*Problem*.
Look for the string "five" in every line, and copy each line that has it.

(Stored items)
** Start **
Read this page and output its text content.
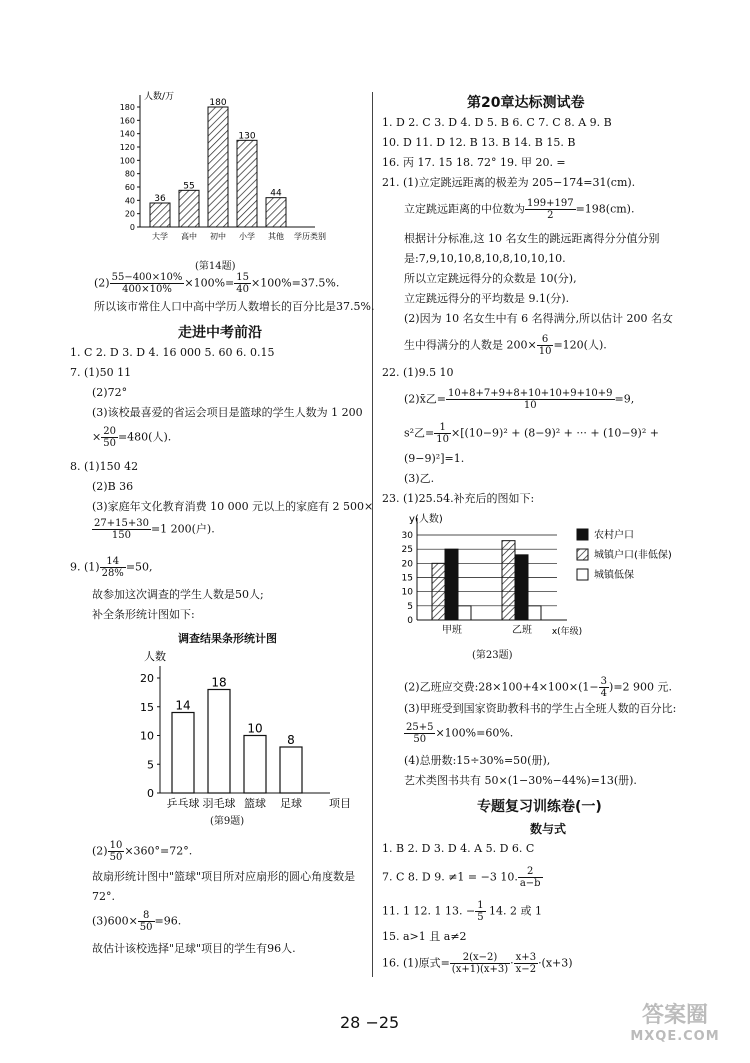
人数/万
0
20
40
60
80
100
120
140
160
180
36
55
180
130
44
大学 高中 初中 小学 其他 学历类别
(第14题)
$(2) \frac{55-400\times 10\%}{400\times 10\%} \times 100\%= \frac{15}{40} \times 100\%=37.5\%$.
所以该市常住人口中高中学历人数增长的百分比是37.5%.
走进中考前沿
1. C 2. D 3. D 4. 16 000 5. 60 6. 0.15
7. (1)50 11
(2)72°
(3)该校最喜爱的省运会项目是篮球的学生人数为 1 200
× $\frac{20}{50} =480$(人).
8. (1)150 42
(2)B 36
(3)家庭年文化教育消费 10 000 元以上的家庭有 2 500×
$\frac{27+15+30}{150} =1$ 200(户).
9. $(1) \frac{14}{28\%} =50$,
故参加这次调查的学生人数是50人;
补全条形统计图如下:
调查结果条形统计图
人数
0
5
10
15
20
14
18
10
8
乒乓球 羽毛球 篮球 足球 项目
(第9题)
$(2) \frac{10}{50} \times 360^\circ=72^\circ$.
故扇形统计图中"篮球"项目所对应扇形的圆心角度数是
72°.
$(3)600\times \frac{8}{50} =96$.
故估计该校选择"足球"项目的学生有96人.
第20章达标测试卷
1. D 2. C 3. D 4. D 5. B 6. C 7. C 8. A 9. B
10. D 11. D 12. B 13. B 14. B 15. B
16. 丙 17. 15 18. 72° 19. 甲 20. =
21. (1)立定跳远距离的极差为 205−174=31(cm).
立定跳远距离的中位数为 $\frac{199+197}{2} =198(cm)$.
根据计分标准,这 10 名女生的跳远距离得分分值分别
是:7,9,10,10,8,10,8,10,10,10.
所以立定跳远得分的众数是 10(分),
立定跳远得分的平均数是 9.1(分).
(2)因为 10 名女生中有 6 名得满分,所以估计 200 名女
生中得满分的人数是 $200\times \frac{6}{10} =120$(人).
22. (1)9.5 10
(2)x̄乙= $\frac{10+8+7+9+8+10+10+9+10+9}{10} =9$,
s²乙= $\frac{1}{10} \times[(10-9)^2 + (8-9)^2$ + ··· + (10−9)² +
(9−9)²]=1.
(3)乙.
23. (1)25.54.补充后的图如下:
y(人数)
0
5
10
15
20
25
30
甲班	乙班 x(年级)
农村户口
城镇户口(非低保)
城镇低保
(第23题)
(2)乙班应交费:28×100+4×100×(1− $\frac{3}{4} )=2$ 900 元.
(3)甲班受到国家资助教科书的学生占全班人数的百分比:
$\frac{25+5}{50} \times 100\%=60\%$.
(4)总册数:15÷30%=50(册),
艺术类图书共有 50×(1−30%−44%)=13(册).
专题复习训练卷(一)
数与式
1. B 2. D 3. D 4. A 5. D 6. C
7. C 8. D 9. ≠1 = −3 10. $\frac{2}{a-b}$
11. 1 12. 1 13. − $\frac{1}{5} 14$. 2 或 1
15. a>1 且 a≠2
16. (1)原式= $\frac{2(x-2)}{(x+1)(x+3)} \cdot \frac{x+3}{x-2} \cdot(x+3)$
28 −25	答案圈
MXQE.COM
** End **
** Start **
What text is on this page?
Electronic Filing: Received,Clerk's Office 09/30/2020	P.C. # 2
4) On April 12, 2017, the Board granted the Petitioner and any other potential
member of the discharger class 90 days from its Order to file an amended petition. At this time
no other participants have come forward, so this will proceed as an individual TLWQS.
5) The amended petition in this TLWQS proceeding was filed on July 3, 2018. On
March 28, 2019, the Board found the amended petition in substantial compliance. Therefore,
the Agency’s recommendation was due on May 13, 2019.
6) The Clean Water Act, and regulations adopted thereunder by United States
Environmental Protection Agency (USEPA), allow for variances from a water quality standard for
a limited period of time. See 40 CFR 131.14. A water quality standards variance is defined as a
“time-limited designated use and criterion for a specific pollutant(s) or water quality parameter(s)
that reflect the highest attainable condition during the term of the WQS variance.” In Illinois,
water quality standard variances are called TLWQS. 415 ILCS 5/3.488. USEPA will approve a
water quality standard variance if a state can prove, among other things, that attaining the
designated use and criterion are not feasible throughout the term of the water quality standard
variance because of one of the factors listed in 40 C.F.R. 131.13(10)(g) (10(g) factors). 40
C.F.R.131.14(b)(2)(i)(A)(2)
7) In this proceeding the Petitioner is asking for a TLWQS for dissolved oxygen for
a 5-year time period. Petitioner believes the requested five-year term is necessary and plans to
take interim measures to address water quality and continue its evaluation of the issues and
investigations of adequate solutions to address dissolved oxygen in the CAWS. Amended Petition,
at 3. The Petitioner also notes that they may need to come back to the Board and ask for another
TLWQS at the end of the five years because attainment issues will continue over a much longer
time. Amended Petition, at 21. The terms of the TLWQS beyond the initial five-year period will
** End **
** Start **
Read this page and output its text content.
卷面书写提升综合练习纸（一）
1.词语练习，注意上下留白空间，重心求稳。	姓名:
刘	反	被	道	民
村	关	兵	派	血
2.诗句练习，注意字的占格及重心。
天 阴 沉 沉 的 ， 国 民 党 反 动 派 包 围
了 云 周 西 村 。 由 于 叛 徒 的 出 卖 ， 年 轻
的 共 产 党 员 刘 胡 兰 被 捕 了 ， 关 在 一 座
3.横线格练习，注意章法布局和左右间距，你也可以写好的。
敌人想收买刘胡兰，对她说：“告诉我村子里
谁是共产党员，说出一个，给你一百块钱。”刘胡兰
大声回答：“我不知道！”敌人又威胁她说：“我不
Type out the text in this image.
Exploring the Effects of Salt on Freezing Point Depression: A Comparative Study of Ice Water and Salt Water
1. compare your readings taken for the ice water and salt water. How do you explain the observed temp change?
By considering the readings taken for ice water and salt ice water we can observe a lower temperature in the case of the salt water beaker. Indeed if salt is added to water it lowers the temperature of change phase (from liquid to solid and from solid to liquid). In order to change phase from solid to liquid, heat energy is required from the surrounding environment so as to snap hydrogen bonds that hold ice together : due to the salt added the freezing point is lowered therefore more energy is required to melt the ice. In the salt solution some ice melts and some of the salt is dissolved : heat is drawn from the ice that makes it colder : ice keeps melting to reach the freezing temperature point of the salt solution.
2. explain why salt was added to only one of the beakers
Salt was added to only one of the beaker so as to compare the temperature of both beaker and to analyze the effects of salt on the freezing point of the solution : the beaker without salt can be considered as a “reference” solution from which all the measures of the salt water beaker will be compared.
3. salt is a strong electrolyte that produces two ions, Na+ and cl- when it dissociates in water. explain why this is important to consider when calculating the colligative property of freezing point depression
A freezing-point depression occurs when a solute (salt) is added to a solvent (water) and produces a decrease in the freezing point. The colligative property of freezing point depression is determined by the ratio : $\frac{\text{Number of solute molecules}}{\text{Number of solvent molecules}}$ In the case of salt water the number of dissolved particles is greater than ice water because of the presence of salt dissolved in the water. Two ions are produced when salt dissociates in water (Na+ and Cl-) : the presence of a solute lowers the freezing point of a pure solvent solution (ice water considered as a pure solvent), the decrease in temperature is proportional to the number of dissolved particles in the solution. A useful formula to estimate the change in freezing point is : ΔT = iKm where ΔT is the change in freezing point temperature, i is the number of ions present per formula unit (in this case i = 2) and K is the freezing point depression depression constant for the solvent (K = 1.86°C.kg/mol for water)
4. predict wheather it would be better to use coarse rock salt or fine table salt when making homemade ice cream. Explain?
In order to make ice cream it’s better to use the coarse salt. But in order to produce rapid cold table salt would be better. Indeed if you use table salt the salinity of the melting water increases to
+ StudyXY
** End **
*Response to the task*.
a 5-year time period. Petitioner believes the requested five-year term is necessary and plans to
TLWQS at the end of the five years because attainment issues will continue over a much longer
time. Amended Petition, at 21. The terms of the TLWQS beyond the initial five-year period will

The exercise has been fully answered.